##### RECORD SET #####

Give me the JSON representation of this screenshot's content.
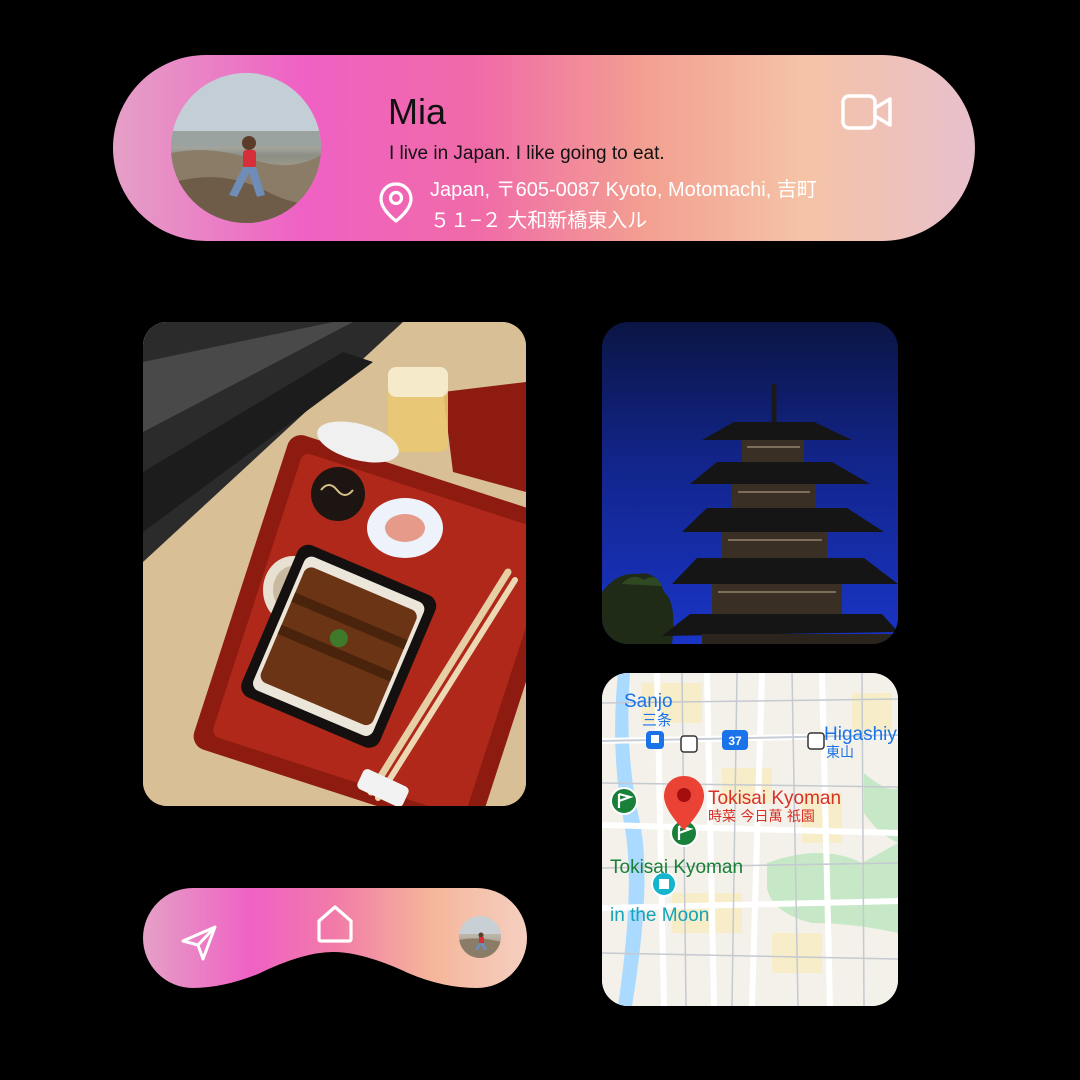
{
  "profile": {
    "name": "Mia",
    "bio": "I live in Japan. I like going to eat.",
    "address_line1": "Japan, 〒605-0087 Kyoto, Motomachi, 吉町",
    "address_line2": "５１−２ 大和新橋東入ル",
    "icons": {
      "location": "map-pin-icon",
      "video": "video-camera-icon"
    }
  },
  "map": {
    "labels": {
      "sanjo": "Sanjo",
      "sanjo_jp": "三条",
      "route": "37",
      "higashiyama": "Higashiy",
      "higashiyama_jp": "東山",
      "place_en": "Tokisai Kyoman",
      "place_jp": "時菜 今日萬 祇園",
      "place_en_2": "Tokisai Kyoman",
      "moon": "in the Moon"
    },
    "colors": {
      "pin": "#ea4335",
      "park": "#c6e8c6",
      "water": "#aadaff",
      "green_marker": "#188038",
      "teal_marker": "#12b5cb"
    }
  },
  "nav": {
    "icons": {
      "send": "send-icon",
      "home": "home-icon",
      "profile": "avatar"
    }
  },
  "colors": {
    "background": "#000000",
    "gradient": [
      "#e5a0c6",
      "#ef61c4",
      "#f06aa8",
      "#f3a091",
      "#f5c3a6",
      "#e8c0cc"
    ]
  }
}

#####

**PROBLEM**
Omit the pictures, and quote the material above exactly as given.

**ANSWER**
Give me the JSON representation of this screenshot's content.
{
  "profile": {
    "name": "Mia",
    "bio": "I live in Japan. I like going to eat.",
    "address_line1": "Japan, 〒605-0087 Kyoto, Motomachi, 吉町",
    "address_line2": "５１−２ 大和新橋東入ル",
    "icons": {
      "location": "map-pin-icon",
      "video": "video-camera-icon"
    }
  },
  "map": {
    "labels": {
      "sanjo": "Sanjo",
      "sanjo_jp": "三条",
      "route": "37",
      "higashiyama": "Higashiy",
      "higashiyama_jp": "東山",
      "place_en": "Tokisai Kyoman",
      "place_jp": "時菜 今日萬 祇園",
      "place_en_2": "Tokisai Kyoman",
      "moon": "in the Moon"
    },
    "colors": {
      "pin": "#ea4335",
      "park": "#c6e8c6",
      "water": "#aadaff",
      "green_marker": "#188038",
      "teal_marker": "#12b5cb"
    }
  },
  "nav": {
    "icons": {
      "send": "send-icon",
      "home": "home-icon",
      "profile": "avatar"
    }
  },
  "colors": {
    "background": "#000000",
    "gradient": [
      "#e5a0c6",
      "#ef61c4",
      "#f06aa8",
      "#f3a091",
      "#f5c3a6",
      "#e8c0cc"
    ]
  }
}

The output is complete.